[Records from a collection of figures]
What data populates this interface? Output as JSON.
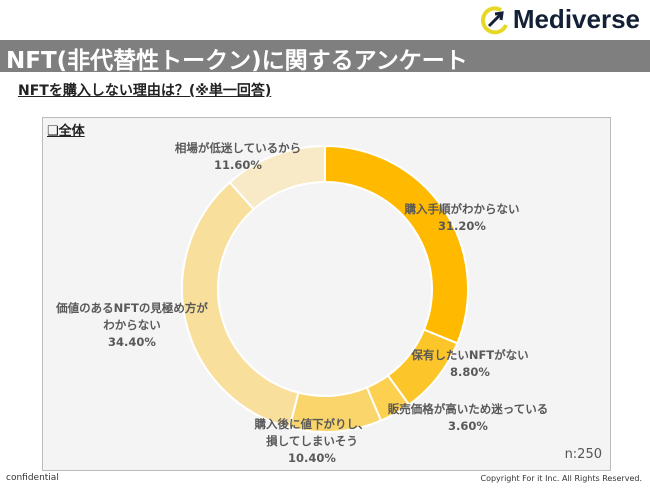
{
  "brand": {
    "name": "Mediverse"
  },
  "header": {
    "title": "NFT(非代替性トークン)に関するアンケート"
  },
  "question": "NFTを購入しない理由は？(※単一回答)",
  "box_label": "❑全体",
  "sample_size": "n:250",
  "footer": {
    "left": "confidential",
    "right": "Copyright For it Inc. All Rights Reserved."
  },
  "chart_data": {
    "type": "pie",
    "donut": true,
    "categories": [
      "購入手順がわからない",
      "保有したいNFTがない",
      "販売価格が高いため迷っている",
      "購入後に値下がりし、損してしまいそう",
      "価値のあるNFTの見極め方がわからない",
      "相場が低迷しているから"
    ],
    "label_lines": [
      [
        "購入手順がわからない"
      ],
      [
        "保有したいNFTがない"
      ],
      [
        "販売価格が高いため迷っている"
      ],
      [
        "購入後に値下がりし、",
        "損してしまいそう"
      ],
      [
        "価値のあるNFTの見極め方が",
        "わからない"
      ],
      [
        "相場が低迷しているから"
      ]
    ],
    "values": [
      31.2,
      8.8,
      3.6,
      10.4,
      34.4,
      11.6
    ],
    "value_labels": [
      "31.20%",
      "8.80%",
      "3.60%",
      "10.40%",
      "34.40%",
      "11.60%"
    ],
    "colors": [
      "#FFBA00",
      "#FCC62B",
      "#FDD050",
      "#FAD56C",
      "#F9DF9C",
      "#F8EAC6"
    ]
  }
}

EXERCISE DETAILS: Keep the pictures out of the copy and write out the data exactly as it stands.

CORRECT ANSWER:
What data populates this interface? Output as JSON.
{
  "brand": {
    "name": "Mediverse"
  },
  "header": {
    "title": "NFT(非代替性トークン)に関するアンケート"
  },
  "question": "NFTを購入しない理由は？(※単一回答)",
  "box_label": "❑全体",
  "sample_size": "n:250",
  "footer": {
    "left": "confidential",
    "right": "Copyright For it Inc. All Rights Reserved."
  },
  "chart_data": {
    "type": "pie",
    "donut": true,
    "categories": [
      "購入手順がわからない",
      "保有したいNFTがない",
      "販売価格が高いため迷っている",
      "購入後に値下がりし、損してしまいそう",
      "価値のあるNFTの見極め方がわからない",
      "相場が低迷しているから"
    ],
    "label_lines": [
      [
        "購入手順がわからない"
      ],
      [
        "保有したいNFTがない"
      ],
      [
        "販売価格が高いため迷っている"
      ],
      [
        "購入後に値下がりし、",
        "損してしまいそう"
      ],
      [
        "価値のあるNFTの見極め方が",
        "わからない"
      ],
      [
        "相場が低迷しているから"
      ]
    ],
    "values": [
      31.2,
      8.8,
      3.6,
      10.4,
      34.4,
      11.6
    ],
    "value_labels": [
      "31.20%",
      "8.80%",
      "3.60%",
      "10.40%",
      "34.40%",
      "11.60%"
    ],
    "colors": [
      "#FFBA00",
      "#FCC62B",
      "#FDD050",
      "#FAD56C",
      "#F9DF9C",
      "#F8EAC6"
    ]
  }
}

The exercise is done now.